>> begin Dataset extract

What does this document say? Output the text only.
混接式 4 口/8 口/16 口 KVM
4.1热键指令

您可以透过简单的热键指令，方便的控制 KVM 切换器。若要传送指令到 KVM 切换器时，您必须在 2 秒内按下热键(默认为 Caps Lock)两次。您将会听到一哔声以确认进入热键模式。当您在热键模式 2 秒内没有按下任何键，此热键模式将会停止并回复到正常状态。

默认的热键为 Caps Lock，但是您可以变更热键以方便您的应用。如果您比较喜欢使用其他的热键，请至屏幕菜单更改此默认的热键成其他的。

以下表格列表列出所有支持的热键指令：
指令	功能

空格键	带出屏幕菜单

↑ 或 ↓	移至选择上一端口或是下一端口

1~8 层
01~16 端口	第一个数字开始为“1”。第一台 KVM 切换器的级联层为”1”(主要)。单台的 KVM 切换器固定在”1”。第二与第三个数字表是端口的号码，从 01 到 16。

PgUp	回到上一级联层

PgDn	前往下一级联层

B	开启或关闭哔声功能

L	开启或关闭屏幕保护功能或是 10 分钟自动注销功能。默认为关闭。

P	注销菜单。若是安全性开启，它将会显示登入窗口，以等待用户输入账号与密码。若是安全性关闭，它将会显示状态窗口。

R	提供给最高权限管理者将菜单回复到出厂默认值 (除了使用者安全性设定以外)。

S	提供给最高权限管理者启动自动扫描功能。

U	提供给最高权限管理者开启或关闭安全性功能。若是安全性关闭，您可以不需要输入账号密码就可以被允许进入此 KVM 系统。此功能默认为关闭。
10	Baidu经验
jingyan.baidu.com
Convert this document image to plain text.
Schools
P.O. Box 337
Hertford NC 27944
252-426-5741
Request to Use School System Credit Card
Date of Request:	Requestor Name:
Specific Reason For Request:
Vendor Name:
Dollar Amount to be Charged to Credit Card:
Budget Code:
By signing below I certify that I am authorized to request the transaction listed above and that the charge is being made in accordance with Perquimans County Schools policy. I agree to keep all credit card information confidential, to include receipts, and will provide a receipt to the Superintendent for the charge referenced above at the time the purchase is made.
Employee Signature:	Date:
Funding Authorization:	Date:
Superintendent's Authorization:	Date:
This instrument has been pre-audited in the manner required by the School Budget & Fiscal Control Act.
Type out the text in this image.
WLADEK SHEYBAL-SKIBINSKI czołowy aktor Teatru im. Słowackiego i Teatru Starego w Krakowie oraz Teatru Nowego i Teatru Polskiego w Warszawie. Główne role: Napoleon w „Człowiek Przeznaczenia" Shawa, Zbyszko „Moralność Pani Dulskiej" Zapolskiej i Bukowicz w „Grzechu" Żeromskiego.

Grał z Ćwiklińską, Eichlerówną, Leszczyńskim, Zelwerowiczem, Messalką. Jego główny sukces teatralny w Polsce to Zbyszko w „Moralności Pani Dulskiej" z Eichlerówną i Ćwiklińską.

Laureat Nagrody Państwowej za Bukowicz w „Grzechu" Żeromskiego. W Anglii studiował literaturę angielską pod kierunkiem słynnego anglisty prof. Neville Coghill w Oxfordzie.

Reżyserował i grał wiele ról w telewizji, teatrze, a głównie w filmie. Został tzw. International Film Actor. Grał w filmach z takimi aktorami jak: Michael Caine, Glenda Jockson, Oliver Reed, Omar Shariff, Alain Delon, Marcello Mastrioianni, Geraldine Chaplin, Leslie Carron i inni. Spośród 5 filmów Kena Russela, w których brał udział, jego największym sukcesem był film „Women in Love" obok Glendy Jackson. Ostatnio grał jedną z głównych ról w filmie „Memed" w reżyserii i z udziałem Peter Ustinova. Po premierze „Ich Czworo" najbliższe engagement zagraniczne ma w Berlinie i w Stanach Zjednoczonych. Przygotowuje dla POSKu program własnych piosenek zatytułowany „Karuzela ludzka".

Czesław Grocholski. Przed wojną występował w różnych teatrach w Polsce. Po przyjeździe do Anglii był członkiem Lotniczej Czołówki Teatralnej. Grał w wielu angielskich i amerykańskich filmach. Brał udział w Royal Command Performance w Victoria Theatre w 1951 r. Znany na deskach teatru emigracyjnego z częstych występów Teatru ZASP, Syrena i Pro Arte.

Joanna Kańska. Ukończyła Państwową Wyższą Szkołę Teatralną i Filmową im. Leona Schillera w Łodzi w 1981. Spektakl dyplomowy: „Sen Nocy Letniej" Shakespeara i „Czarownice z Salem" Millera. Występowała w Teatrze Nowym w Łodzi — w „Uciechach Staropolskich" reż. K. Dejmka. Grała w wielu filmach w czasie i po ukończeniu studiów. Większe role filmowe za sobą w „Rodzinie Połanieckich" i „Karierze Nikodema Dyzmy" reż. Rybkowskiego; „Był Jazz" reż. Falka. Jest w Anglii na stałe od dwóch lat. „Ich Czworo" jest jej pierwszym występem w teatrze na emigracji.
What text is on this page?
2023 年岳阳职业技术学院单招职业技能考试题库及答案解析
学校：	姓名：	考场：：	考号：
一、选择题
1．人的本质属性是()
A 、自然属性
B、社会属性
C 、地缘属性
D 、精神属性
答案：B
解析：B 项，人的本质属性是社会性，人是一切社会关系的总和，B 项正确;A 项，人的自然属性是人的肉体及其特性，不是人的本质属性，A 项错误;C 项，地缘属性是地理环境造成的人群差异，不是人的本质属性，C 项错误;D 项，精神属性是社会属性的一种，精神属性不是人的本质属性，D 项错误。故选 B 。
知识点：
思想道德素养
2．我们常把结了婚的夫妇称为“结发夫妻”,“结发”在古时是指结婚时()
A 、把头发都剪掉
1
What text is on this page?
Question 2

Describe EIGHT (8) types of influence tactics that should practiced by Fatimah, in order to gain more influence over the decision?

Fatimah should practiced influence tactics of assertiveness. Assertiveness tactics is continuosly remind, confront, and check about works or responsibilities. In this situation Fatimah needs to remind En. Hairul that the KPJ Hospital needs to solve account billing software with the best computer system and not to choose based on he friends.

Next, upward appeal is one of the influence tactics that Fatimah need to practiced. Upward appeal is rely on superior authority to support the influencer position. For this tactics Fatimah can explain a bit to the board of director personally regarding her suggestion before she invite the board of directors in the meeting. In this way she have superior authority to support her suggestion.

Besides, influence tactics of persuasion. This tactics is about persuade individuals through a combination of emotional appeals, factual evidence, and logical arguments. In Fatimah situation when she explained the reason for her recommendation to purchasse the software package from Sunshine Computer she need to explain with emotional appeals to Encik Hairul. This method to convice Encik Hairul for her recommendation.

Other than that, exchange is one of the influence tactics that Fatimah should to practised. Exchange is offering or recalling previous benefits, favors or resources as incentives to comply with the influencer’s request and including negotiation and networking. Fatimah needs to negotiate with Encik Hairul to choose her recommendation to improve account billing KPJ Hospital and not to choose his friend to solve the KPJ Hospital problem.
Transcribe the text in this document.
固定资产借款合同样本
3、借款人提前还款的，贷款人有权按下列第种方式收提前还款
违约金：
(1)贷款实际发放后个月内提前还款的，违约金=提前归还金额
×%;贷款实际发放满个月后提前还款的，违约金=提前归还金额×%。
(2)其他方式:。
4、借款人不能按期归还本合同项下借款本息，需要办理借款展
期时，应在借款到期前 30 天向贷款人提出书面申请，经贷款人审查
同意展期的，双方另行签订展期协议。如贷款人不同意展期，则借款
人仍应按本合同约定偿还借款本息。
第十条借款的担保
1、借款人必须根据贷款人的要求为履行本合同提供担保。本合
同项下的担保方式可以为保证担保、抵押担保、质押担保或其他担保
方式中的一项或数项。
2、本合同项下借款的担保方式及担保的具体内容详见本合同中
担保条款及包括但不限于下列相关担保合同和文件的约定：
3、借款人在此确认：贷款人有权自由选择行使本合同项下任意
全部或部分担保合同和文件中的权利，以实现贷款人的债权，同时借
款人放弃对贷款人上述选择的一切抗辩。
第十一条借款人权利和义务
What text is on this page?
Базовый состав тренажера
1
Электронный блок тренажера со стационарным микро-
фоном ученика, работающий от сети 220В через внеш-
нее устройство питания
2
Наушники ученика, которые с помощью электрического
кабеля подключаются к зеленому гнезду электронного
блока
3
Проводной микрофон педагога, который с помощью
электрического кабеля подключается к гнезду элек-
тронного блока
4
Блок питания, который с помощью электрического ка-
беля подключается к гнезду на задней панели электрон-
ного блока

>> end Dataset extract

Locate the lines above that hold the word "document". Show every one of them.

| In response |
What does this document say? Output the text only.
Convert this document image to plain text.
Transcribe the text in this document.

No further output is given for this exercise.